(Stored data entries)
»»

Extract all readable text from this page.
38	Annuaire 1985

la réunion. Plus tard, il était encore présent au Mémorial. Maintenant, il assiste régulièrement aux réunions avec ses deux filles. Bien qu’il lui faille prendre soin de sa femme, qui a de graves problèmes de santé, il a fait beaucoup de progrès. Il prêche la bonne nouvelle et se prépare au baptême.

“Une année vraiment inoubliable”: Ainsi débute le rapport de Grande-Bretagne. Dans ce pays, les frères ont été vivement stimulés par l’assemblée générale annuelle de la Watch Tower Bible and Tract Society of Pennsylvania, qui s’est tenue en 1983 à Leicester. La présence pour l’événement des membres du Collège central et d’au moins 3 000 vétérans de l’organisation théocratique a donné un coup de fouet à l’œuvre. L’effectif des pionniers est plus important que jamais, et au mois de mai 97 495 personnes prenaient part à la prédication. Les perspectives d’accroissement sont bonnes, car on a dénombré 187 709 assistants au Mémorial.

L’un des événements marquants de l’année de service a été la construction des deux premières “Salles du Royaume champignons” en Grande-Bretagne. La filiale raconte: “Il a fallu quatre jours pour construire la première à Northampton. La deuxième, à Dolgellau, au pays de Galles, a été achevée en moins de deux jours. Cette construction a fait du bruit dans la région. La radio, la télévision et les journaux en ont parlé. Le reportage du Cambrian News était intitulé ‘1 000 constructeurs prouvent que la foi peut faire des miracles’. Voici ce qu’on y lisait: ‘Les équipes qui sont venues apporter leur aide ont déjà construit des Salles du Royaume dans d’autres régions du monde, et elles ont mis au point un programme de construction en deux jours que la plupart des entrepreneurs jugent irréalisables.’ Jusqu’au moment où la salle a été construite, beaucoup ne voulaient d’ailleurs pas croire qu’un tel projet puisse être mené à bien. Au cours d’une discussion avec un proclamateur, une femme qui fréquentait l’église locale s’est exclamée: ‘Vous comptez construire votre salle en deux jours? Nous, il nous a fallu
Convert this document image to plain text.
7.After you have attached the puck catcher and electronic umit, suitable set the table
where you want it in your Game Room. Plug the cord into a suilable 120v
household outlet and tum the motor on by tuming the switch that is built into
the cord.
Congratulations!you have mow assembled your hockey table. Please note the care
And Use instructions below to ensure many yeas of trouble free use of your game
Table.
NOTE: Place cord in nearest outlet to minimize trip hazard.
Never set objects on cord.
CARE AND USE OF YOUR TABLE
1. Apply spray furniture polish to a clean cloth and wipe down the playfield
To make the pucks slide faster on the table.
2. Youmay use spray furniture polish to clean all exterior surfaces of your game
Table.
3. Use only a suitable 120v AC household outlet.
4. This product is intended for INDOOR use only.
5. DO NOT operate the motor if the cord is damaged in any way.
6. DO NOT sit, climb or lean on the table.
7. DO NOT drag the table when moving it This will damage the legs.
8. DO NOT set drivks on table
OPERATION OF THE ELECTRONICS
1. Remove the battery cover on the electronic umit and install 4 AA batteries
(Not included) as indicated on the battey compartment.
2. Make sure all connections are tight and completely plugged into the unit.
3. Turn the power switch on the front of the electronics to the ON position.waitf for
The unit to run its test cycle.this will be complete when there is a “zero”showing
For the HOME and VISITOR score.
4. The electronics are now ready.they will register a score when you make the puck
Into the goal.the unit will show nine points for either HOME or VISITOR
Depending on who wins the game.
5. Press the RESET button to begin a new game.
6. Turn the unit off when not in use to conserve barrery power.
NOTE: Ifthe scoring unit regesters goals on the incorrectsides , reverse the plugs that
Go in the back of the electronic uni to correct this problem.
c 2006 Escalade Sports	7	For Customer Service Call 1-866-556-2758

««

Exercise details: Reproduce all of the entries word for word.

Final result:
Extract all readable text from this page.
38	Annuaire 1985

la réunion. Plus tard, il était encore présent au Mémorial. Maintenant, il assiste régulièrement aux réunions avec ses deux filles. Bien qu’il lui faille prendre soin de sa femme, qui a de graves problèmes de santé, il a fait beaucoup de progrès. Il prêche la bonne nouvelle et se prépare au baptême.

“Une année vraiment inoubliable”: Ainsi débute le rapport de Grande-Bretagne. Dans ce pays, les frères ont été vivement stimulés par l’assemblée générale annuelle de la Watch Tower Bible and Tract Society of Pennsylvania, qui s’est tenue en 1983 à Leicester. La présence pour l’événement des membres du Collège central et d’au moins 3 000 vétérans de l’organisation théocratique a donné un coup de fouet à l’œuvre. L’effectif des pionniers est plus important que jamais, et au mois de mai 97 495 personnes prenaient part à la prédication. Les perspectives d’accroissement sont bonnes, car on a dénombré 187 709 assistants au Mémorial.

L’un des événements marquants de l’année de service a été la construction des deux premières “Salles du Royaume champignons” en Grande-Bretagne. La filiale raconte: “Il a fallu quatre jours pour construire la première à Northampton. La deuxième, à Dolgellau, au pays de Galles, a été achevée en moins de deux jours. Cette construction a fait du bruit dans la région. La radio, la télévision et les journaux en ont parlé. Le reportage du Cambrian News était intitulé ‘1 000 constructeurs prouvent que la foi peut faire des miracles’. Voici ce qu’on y lisait: ‘Les équipes qui sont venues apporter leur aide ont déjà construit des Salles du Royaume dans d’autres régions du monde, et elles ont mis au point un programme de construction en deux jours que la plupart des entrepreneurs jugent irréalisables.’ Jusqu’au moment où la salle a été construite, beaucoup ne voulaient d’ailleurs pas croire qu’un tel projet puisse être mené à bien. Au cours d’une discussion avec un proclamateur, une femme qui fréquentait l’église locale s’est exclamée: ‘Vous comptez construire votre salle en deux jours? Nous, il nous a fallu
Convert this document image to plain text.
7.After you have attached the puck catcher and electronic umit, suitable set the table
where you want it in your Game Room. Plug the cord into a suilable 120v
household outlet and tum the motor on by tuming the switch that is built into
the cord.
Congratulations!you have mow assembled your hockey table. Please note the care
And Use instructions below to ensure many yeas of trouble free use of your game
Table.
NOTE: Place cord in nearest outlet to minimize trip hazard.
Never set objects on cord.
CARE AND USE OF YOUR TABLE
1. Apply spray furniture polish to a clean cloth and wipe down the playfield
To make the pucks slide faster on the table.
2. Youmay use spray furniture polish to clean all exterior surfaces of your game
Table.
3. Use only a suitable 120v AC household outlet.
4. This product is intended for INDOOR use only.
5. DO NOT operate the motor if the cord is damaged in any way.
6. DO NOT sit, climb or lean on the table.
7. DO NOT drag the table when moving it This will damage the legs.
8. DO NOT set drivks on table
OPERATION OF THE ELECTRONICS
1. Remove the battery cover on the electronic umit and install 4 AA batteries
(Not included) as indicated on the battey compartment.
2. Make sure all connections are tight and completely plugged into the unit.
3. Turn the power switch on the front of the electronics to the ON position.waitf for
The unit to run its test cycle.this will be complete when there is a “zero”showing
For the HOME and VISITOR score.
4. The electronics are now ready.they will register a score when you make the puck
Into the goal.the unit will show nine points for either HOME or VISITOR
Depending on who wins the game.
5. Press the RESET button to begin a new game.
6. Turn the unit off when not in use to conserve barrery power.
NOTE: Ifthe scoring unit regesters goals on the incorrectsides , reverse the plugs that
Go in the back of the electronic uni to correct this problem.
c 2006 Escalade Sports	7	For Customer Service Call 1-866-556-2758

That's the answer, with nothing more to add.